What the task requires:
Please print the full listing exactly.

Records from a data collection:
__________________________________________________

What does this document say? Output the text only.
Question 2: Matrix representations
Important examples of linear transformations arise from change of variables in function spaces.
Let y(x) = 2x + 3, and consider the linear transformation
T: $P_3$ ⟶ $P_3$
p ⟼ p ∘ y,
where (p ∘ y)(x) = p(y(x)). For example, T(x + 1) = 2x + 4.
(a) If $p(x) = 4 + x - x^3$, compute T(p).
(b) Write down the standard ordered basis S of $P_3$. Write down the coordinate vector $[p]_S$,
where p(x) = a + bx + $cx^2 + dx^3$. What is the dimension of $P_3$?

__________________________________________________

Output below:
What does this document say? Output the text only.
Question 2: Matrix representations
Important examples of linear transformations arise from change of variables in function spaces.
Let y(x) = 2x + 3, and consider the linear transformation
T: $P_3$ ⟶ $P_3$
p ⟼ p ∘ y,
where (p ∘ y)(x) = p(y(x)). For example, T(x + 1) = 2x + 4.
(a) If $p(x) = 4 + x - x^3$, compute T(p).
(b) Write down the standard ordered basis S of $P_3$. Write down the coordinate vector $[p]_S$,
where p(x) = a + bx + $cx^2 + dx^3$. What is the dimension of $P_3$?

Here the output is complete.